* _DIRECTION_
Put the lines of the listing below into a numbered list, starting at its first line and ending with the line that contains "290, 115, 305]", both included. Skip any blank lines.

─── THE INPUT ───

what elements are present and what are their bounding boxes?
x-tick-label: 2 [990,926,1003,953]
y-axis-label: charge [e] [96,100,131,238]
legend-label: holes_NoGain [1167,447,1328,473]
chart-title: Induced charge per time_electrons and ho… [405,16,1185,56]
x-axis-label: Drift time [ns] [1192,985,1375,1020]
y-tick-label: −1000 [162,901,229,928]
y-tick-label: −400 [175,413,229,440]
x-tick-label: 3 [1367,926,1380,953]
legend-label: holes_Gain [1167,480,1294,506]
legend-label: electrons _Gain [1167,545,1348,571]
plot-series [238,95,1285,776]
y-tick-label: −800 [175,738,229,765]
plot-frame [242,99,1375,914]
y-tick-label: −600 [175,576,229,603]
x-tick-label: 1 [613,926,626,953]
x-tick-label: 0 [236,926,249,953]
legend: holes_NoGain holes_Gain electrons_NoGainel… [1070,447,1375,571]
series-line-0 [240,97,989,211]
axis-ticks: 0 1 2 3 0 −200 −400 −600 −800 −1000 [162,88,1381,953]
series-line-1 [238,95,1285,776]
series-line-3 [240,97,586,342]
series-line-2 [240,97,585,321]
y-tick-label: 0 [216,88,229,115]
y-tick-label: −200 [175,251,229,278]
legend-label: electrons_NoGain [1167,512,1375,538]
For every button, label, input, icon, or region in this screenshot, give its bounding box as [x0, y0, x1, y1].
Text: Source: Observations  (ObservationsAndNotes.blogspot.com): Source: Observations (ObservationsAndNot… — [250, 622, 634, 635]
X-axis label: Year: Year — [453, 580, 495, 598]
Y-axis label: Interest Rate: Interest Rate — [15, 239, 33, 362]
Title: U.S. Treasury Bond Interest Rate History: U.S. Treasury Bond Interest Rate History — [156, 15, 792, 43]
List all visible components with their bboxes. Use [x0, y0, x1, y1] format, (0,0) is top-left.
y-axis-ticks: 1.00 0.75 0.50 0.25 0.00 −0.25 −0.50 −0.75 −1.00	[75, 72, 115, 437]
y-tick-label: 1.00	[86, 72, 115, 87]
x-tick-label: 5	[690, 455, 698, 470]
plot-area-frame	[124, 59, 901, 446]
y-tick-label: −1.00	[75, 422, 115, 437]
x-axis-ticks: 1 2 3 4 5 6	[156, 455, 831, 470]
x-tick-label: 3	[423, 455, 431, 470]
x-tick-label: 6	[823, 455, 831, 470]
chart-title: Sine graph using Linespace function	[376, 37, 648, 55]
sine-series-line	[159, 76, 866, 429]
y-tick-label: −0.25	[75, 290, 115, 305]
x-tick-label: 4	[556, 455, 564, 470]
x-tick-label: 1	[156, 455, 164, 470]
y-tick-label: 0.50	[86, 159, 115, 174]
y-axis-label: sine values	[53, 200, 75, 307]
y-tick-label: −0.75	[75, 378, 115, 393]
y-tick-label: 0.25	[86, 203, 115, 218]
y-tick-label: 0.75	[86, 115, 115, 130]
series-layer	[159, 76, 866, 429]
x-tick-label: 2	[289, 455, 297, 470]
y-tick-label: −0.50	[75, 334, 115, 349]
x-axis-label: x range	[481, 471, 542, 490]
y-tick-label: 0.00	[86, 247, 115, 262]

───

* _TASK RESPONSE_
1. what elements are present and what are their bounding boxes?
2. x-tick-label: 2 [990,926,1003,953]
3. y-axis-label: charge [e] [96,100,131,238]
4. legend-label: holes_NoGain [1167,447,1328,473]
5. chart-title: Induced charge per time_electrons and ho… [405,16,1185,56]
6. x-axis-label: Drift time [ns] [1192,985,1375,1020]
7. y-tick-label: −1000 [162,901,229,928]
8. y-tick-label: −400 [175,413,229,440]
9. x-tick-label: 3 [1367,926,1380,953]
10. legend-label: holes_Gain [1167,480,1294,506]
11. legend-label: electrons _Gain [1167,545,1348,571]
12. plot-series [238,95,1285,776]
13. y-tick-label: −800 [175,738,229,765]
14. plot-frame [242,99,1375,914]
15. y-tick-label: −600 [175,576,229,603]
16. x-tick-label: 1 [613,926,626,953]
17. x-tick-label: 0 [236,926,249,953]
18. legend: holes_NoGain holes_Gain electrons_NoGainel… [1070,447,1375,571]
19. series-line-0 [240,97,989,211]
20. axis-ticks: 0 1 2 3 0 −200 −400 −600 −800 −1000 [162,88,1381,953]
21. series-line-1 [238,95,1285,776]
22. series-line-3 [240,97,586,342]
23. series-line-2 [240,97,585,321]
24. y-tick-label: 0 [216,88,229,115]
25. y-tick-label: −200 [175,251,229,278]
26. legend-label: electrons_NoGain [1167,512,1375,538]
27. For every button, label, input, icon, or region in this screenshot, give its bounding box as [x0, y0, x1, y1].
28. Text: Source: Observations  (ObservationsAndNotes.blogspot.com): Source: Observations (ObservationsAndNot… — [250, 622, 634, 635]
29. X-axis label: Year: Year — [453, 580, 495, 598]
30. Y-axis label: Interest Rate: Interest Rate — [15, 239, 33, 362]
31. Title: U.S. Treasury Bond Interest Rate History: U.S. Treasury Bond Interest Rate History — [156, 15, 792, 43]
32. List all visible components with their bboxes. Use [x0, y0, x1, y1] format, (0,0) is top-left.
33. y-axis-ticks: 1.00 0.75 0.50 0.25 0.00 −0.25 −0.50 −0.75 −1.00	[75, 72, 115, 437]
34. y-tick-label: 1.00	[86, 72, 115, 87]
35. x-tick-label: 5	[690, 455, 698, 470]
36. plot-area-frame	[124, 59, 901, 446]
37. y-tick-label: −1.00	[75, 422, 115, 437]
38. x-axis-ticks: 1 2 3 4 5 6	[156, 455, 831, 470]
39. x-tick-label: 3	[423, 455, 431, 470]
40. x-tick-label: 6	[823, 455, 831, 470]
41. chart-title: Sine graph using Linespace function	[376, 37, 648, 55]
42. sine-series-line	[159, 76, 866, 429]
43. y-tick-label: −0.25	[75, 290, 115, 305]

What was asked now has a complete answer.